## START MATERIAL FOR THIS TASK

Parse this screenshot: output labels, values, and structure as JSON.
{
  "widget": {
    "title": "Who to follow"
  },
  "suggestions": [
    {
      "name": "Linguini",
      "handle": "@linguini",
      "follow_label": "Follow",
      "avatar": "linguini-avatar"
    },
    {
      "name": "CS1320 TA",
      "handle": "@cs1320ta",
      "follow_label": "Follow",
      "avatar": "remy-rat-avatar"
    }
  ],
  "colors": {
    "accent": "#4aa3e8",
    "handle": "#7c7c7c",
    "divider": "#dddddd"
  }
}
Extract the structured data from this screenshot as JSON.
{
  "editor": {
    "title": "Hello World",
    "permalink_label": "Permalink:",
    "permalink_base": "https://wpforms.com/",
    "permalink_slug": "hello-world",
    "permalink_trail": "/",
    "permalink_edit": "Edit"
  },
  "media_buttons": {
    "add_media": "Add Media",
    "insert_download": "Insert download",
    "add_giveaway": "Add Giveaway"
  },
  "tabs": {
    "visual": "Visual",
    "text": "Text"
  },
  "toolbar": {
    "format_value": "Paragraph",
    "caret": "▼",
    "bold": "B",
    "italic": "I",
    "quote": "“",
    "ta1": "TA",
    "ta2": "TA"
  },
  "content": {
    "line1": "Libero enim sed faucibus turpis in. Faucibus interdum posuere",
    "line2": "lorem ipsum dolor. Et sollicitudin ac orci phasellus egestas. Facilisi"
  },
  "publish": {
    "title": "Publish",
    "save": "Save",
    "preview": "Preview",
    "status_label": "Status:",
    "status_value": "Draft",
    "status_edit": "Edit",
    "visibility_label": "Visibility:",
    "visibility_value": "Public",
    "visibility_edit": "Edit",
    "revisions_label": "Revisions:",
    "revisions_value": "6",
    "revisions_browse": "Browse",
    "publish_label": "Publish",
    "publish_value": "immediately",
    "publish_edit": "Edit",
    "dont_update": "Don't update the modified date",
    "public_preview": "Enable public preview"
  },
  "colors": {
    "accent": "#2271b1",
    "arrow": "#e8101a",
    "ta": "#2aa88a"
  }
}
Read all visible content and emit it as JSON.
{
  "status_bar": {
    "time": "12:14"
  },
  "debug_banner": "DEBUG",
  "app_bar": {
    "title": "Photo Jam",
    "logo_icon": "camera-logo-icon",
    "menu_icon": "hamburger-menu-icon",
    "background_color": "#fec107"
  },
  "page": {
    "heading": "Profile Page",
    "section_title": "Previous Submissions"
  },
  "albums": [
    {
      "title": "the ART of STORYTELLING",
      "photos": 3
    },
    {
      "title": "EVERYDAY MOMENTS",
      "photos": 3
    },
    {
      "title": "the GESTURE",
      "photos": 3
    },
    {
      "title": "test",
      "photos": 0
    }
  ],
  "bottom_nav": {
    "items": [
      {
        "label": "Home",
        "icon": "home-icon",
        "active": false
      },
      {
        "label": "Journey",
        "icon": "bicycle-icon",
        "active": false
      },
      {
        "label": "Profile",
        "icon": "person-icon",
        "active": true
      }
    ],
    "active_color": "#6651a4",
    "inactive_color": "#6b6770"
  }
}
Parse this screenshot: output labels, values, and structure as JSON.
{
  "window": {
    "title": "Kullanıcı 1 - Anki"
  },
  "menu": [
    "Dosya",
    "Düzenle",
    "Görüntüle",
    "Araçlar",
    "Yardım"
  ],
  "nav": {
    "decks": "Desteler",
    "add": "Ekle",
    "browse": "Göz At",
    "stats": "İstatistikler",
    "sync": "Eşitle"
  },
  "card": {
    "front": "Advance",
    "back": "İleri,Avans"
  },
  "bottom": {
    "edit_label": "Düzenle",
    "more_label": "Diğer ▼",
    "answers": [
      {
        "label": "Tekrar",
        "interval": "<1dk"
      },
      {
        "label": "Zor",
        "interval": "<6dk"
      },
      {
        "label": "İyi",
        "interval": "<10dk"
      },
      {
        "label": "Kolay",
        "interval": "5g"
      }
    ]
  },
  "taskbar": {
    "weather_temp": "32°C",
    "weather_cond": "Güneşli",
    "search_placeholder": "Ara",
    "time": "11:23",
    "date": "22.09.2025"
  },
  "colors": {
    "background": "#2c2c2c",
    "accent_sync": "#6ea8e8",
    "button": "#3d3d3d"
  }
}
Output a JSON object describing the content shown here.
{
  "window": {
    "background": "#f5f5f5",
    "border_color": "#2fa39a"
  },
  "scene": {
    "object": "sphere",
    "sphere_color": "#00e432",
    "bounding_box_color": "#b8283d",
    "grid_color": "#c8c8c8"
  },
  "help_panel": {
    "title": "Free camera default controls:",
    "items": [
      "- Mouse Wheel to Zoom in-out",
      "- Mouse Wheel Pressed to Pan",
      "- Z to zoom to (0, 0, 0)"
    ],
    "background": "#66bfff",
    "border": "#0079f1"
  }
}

## END MATERIAL FOR THIS TASK

| TASK INSTRUCTIONS |
Every entry should be output exactly as written, please.

| EXPECTED ANSWER |
Parse this screenshot: output labels, values, and structure as JSON.
{
  "widget": {
    "title": "Who to follow"
  },
  "suggestions": [
    {
      "name": "Linguini",
      "handle": "@linguini",
      "follow_label": "Follow",
      "avatar": "linguini-avatar"
    },
    {
      "name": "CS1320 TA",
      "handle": "@cs1320ta",
      "follow_label": "Follow",
      "avatar": "remy-rat-avatar"
    }
  ],
  "colors": {
    "accent": "#4aa3e8",
    "handle": "#7c7c7c",
    "divider": "#dddddd"
  }
}
Extract the structured data from this screenshot as JSON.
{
  "editor": {
    "title": "Hello World",
    "permalink_label": "Permalink:",
    "permalink_base": "https://wpforms.com/",
    "permalink_slug": "hello-world",
    "permalink_trail": "/",
    "permalink_edit": "Edit"
  },
  "media_buttons": {
    "add_media": "Add Media",
    "insert_download": "Insert download",
    "add_giveaway": "Add Giveaway"
  },
  "tabs": {
    "visual": "Visual",
    "text": "Text"
  },
  "toolbar": {
    "format_value": "Paragraph",
    "caret": "▼",
    "bold": "B",
    "italic": "I",
    "quote": "“",
    "ta1": "TA",
    "ta2": "TA"
  },
  "content": {
    "line1": "Libero enim sed faucibus turpis in. Faucibus interdum posuere",
    "line2": "lorem ipsum dolor. Et sollicitudin ac orci phasellus egestas. Facilisi"
  },
  "publish": {
    "title": "Publish",
    "save": "Save",
    "preview": "Preview",
    "status_label": "Status:",
    "status_value": "Draft",
    "status_edit": "Edit",
    "visibility_label": "Visibility:",
    "visibility_value": "Public",
    "visibility_edit": "Edit",
    "revisions_label": "Revisions:",
    "revisions_value": "6",
    "revisions_browse": "Browse",
    "publish_label": "Publish",
    "publish_value": "immediately",
    "publish_edit": "Edit",
    "dont_update": "Don't update the modified date",
    "public_preview": "Enable public preview"
  },
  "colors": {
    "accent": "#2271b1",
    "arrow": "#e8101a",
    "ta": "#2aa88a"
  }
}
Read all visible content and emit it as JSON.
{
  "status_bar": {
    "time": "12:14"
  },
  "debug_banner": "DEBUG",
  "app_bar": {
    "title": "Photo Jam",
    "logo_icon": "camera-logo-icon",
    "menu_icon": "hamburger-menu-icon",
    "background_color": "#fec107"
  },
  "page": {
    "heading": "Profile Page",
    "section_title": "Previous Submissions"
  },
  "albums": [
    {
      "title": "the ART of STORYTELLING",
      "photos": 3
    },
    {
      "title": "EVERYDAY MOMENTS",
      "photos": 3
    },
    {
      "title": "the GESTURE",
      "photos": 3
    },
    {
      "title": "test",
      "photos": 0
    }
  ],
  "bottom_nav": {
    "items": [
      {
        "label": "Home",
        "icon": "home-icon",
        "active": false
      },
      {
        "label": "Journey",
        "icon": "bicycle-icon",
        "active": false
      },
      {
        "label": "Profile",
        "icon": "person-icon",
        "active": true
      }
    ],
    "active_color": "#6651a4",
    "inactive_color": "#6b6770"
  }
}
Parse this screenshot: output labels, values, and structure as JSON.
{
  "window": {
    "title": "Kullanıcı 1 - Anki"
  },
  "menu": [
    "Dosya",
    "Düzenle",
    "Görüntüle",
    "Araçlar",
    "Yardım"
  ],
  "nav": {
    "decks": "Desteler",
    "add": "Ekle",
    "browse": "Göz At",
    "stats": "İstatistikler",
    "sync": "Eşitle"
  },
  "card": {
    "front": "Advance",
    "back": "İleri,Avans"
  },
  "bottom": {
    "edit_label": "Düzenle",
    "more_label": "Diğer ▼",
    "answers": [
      {
        "label": "Tekrar",
        "interval": "<1dk"
      },
      {
        "label": "Zor",
        "interval": "<6dk"
      },
      {
        "label": "İyi",
        "interval": "<10dk"
      },
      {
        "label": "Kolay",
        "interval": "5g"
      }
    ]
  },
  "taskbar": {
    "weather_temp": "32°C",
    "weather_cond": "Güneşli",
    "search_placeholder": "Ara",
    "time": "11:23",
    "date": "22.09.2025"
  },
  "colors": {
    "background": "#2c2c2c",
    "accent_sync": "#6ea8e8",
    "button": "#3d3d3d"
  }
}
Output a JSON object describing the content shown here.
{
  "window": {
    "background": "#f5f5f5",
    "border_color": "#2fa39a"
  },
  "scene": {
    "object": "sphere",
    "sphere_color": "#00e432",
    "bounding_box_color": "#b8283d",
    "grid_color": "#c8c8c8"
  },
  "help_panel": {
    "title": "Free camera default controls:",
    "items": [
      "- Mouse Wheel to Zoom in-out",
      "- Mouse Wheel Pressed to Pan",
      "- Z to zoom to (0, 0, 0)"
    ],
    "background": "#66bfff",
    "border": "#0079f1"
  }
}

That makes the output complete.